▼▼▼

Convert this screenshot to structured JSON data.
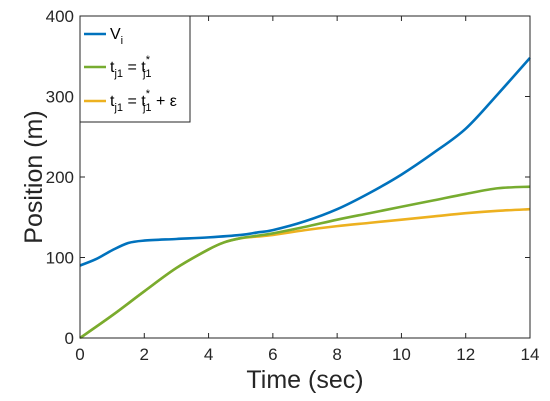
{
  "chart_data": {
    "type": "line",
    "title": "",
    "xlabel": "Time (sec)",
    "ylabel": "Position (m)",
    "xlim": [
      0,
      14
    ],
    "ylim": [
      0,
      400
    ],
    "xticks": [
      0,
      2,
      4,
      6,
      8,
      10,
      12,
      14
    ],
    "yticks": [
      0,
      100,
      200,
      300,
      400
    ],
    "xtick_labels": [
      "0",
      "2",
      "4",
      "6",
      "8",
      "10",
      "12",
      "14"
    ],
    "ytick_labels": [
      "0",
      "100",
      "200",
      "300",
      "400"
    ],
    "grid": false,
    "legend_position": "top-left",
    "series": [
      {
        "name": "V_i",
        "legend": {
          "base": "V",
          "sub": "i",
          "rest": ""
        },
        "color": "#0072BD",
        "x": [
          0,
          0.5,
          1,
          1.5,
          2,
          3,
          4,
          5,
          5.5,
          6,
          7,
          8,
          9,
          10,
          11,
          12,
          13,
          14
        ],
        "y": [
          90,
          98,
          109,
          118,
          121,
          123,
          125,
          128,
          131,
          134,
          145,
          160,
          180,
          203,
          230,
          260,
          303,
          348
        ]
      },
      {
        "name": "t_j1 = t*_j1",
        "legend": {
          "base": "t",
          "sub": "j1",
          "mid": " = t",
          "sup": "*",
          "sub2": "j1",
          "rest": ""
        },
        "color": "#77AC30",
        "x": [
          0,
          1,
          2,
          3,
          4,
          4.5,
          5,
          5.5,
          6,
          7,
          8,
          9,
          10,
          11,
          12,
          13,
          14
        ],
        "y": [
          0,
          28,
          58,
          87,
          110,
          119,
          124,
          127,
          130,
          138,
          147,
          155,
          163,
          171,
          179,
          186,
          188
        ]
      },
      {
        "name": "t_j1 = t*_j1 + ε",
        "legend": {
          "base": "t",
          "sub": "j1",
          "mid": " = t",
          "sup": "*",
          "sub2": "j1",
          "rest": " + ε"
        },
        "color": "#EDB120",
        "x": [
          0,
          1,
          2,
          3,
          4,
          4.5,
          5,
          5.5,
          6,
          7,
          8,
          9,
          10,
          11,
          12,
          13,
          14
        ],
        "y": [
          0,
          28,
          58,
          87,
          110,
          119,
          124,
          126,
          128,
          134,
          139,
          143,
          147,
          151,
          155,
          158,
          160
        ]
      }
    ]
  }
}
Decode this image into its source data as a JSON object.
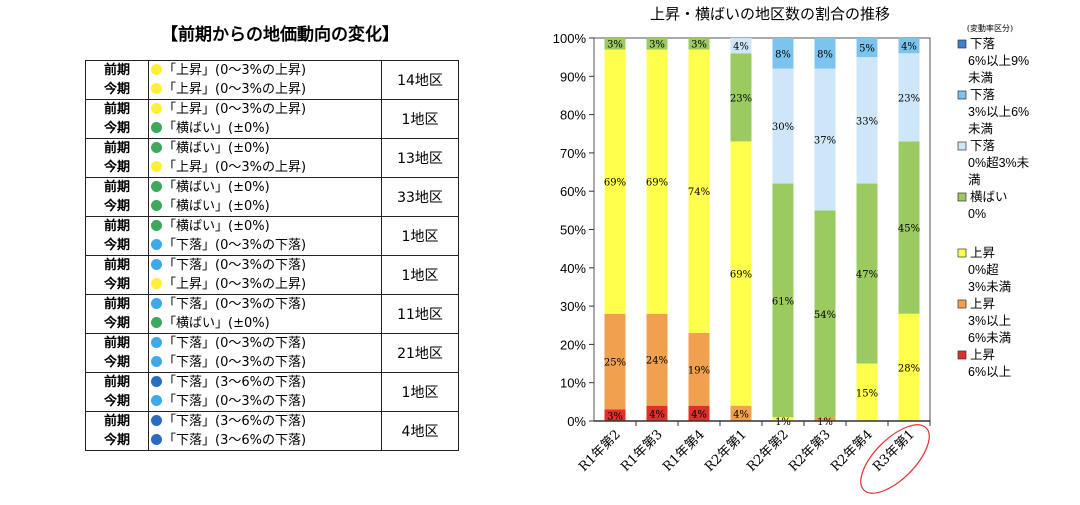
{
  "table": {
    "title": "【前期からの地価動向の変化】",
    "period_labels": [
      "前期",
      "今期"
    ],
    "category_colors": {
      "上昇": "#ffef3a",
      "横ばい": "#3fa85a",
      "下落0-3": "#3fa9e8",
      "下落3-6": "#2a6cc0"
    },
    "rows": [
      {
        "prev": {
          "color": "上昇",
          "text": "「上昇」(0～3%の上昇)"
        },
        "curr": {
          "color": "上昇",
          "text": "「上昇」(0～3%の上昇)"
        },
        "count": "14地区"
      },
      {
        "prev": {
          "color": "上昇",
          "text": "「上昇」(0～3%の上昇)"
        },
        "curr": {
          "color": "横ばい",
          "text": "「横ばい」(±0%)"
        },
        "count": "1地区"
      },
      {
        "prev": {
          "color": "横ばい",
          "text": "「横ばい」(±0%)"
        },
        "curr": {
          "color": "上昇",
          "text": "「上昇」(0～3%の上昇)"
        },
        "count": "13地区"
      },
      {
        "prev": {
          "color": "横ばい",
          "text": "「横ばい」(±0%)"
        },
        "curr": {
          "color": "横ばい",
          "text": "「横ばい」(±0%)"
        },
        "count": "33地区"
      },
      {
        "prev": {
          "color": "横ばい",
          "text": "「横ばい」(±0%)"
        },
        "curr": {
          "color": "下落0-3",
          "text": "「下落」(0～3%の下落)"
        },
        "count": "1地区"
      },
      {
        "prev": {
          "color": "下落0-3",
          "text": "「下落」(0～3%の下落)"
        },
        "curr": {
          "color": "上昇",
          "text": "「上昇」(0～3%の上昇)"
        },
        "count": "1地区"
      },
      {
        "prev": {
          "color": "下落0-3",
          "text": "「下落」(0～3%の下落)"
        },
        "curr": {
          "color": "横ばい",
          "text": "「横ばい」(±0%)"
        },
        "count": "11地区"
      },
      {
        "prev": {
          "color": "下落0-3",
          "text": "「下落」(0～3%の下落)"
        },
        "curr": {
          "color": "下落0-3",
          "text": "「下落」(0～3%の下落)"
        },
        "count": "21地区"
      },
      {
        "prev": {
          "color": "下落3-6",
          "text": "「下落」(3～6%の下落)"
        },
        "curr": {
          "color": "下落0-3",
          "text": "「下落」(0～3%の下落)"
        },
        "count": "1地区"
      },
      {
        "prev": {
          "color": "下落3-6",
          "text": "「下落」(3～6%の下落)"
        },
        "curr": {
          "color": "下落3-6",
          "text": "「下落」(3～6%の下落)"
        },
        "count": "4地区"
      }
    ]
  },
  "chart_data": {
    "type": "bar",
    "stacked": true,
    "title": "上昇・横ばいの地区数の割合の推移",
    "legend_title": "(変動率区分)",
    "legend_placement": "right",
    "categories": [
      "R1年第2",
      "R1年第3",
      "R1年第4",
      "R2年第1",
      "R2年第2",
      "R2年第3",
      "R2年第4",
      "R3年第1"
    ],
    "highlighted_category": "R3年第1",
    "highlight_color": "#e03030",
    "ylim": [
      0,
      100
    ],
    "yticks": [
      "0%",
      "10%",
      "20%",
      "30%",
      "40%",
      "50%",
      "60%",
      "70%",
      "80%",
      "90%",
      "100%"
    ],
    "series": [
      {
        "name": "上昇 6%以上",
        "legend_lines": [
          "上昇",
          "6%以上"
        ],
        "color": "#e0302a",
        "values": [
          3,
          4,
          4,
          0,
          0,
          0,
          0,
          0
        ]
      },
      {
        "name": "上昇 3%以上6%未満",
        "legend_lines": [
          "上昇",
          "3%以上",
          "6%未満"
        ],
        "color": "#f0a04e",
        "values": [
          25,
          24,
          19,
          4,
          0,
          1,
          0,
          0
        ]
      },
      {
        "name": "上昇 0%超3%未満",
        "legend_lines": [
          "上昇",
          "0%超",
          "3%未満"
        ],
        "color": "#ffff4c",
        "values": [
          69,
          69,
          74,
          69,
          1,
          0,
          15,
          28
        ]
      },
      {
        "name": "横ばい 0%",
        "legend_lines": [
          "横ばい",
          "0%"
        ],
        "color": "#9bcb60",
        "values": [
          3,
          3,
          3,
          23,
          61,
          54,
          47,
          45
        ]
      },
      {
        "name": "下落 0%超3%未満",
        "legend_lines": [
          "下落",
          "0%超3%未",
          "満"
        ],
        "color": "#cfe6f8",
        "values": [
          0,
          0,
          0,
          4,
          30,
          37,
          33,
          23
        ]
      },
      {
        "name": "下落 3%以上6%未満",
        "legend_lines": [
          "下落",
          "3%以上6%",
          "未満"
        ],
        "color": "#7cc4ee",
        "values": [
          0,
          0,
          0,
          0,
          8,
          8,
          5,
          4
        ]
      },
      {
        "name": "下落 6%以上9%未満",
        "legend_lines": [
          "下落",
          "6%以上9%",
          "未満"
        ],
        "color": "#3f7fd0",
        "values": [
          0,
          0,
          0,
          0,
          0,
          0,
          0,
          0
        ]
      }
    ]
  }
}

▲▲▲

Which lines of the data include "this"? Copy each of them.

Convert this screenshot to structured JSON data.
Decode this image into its source data as a JSON object.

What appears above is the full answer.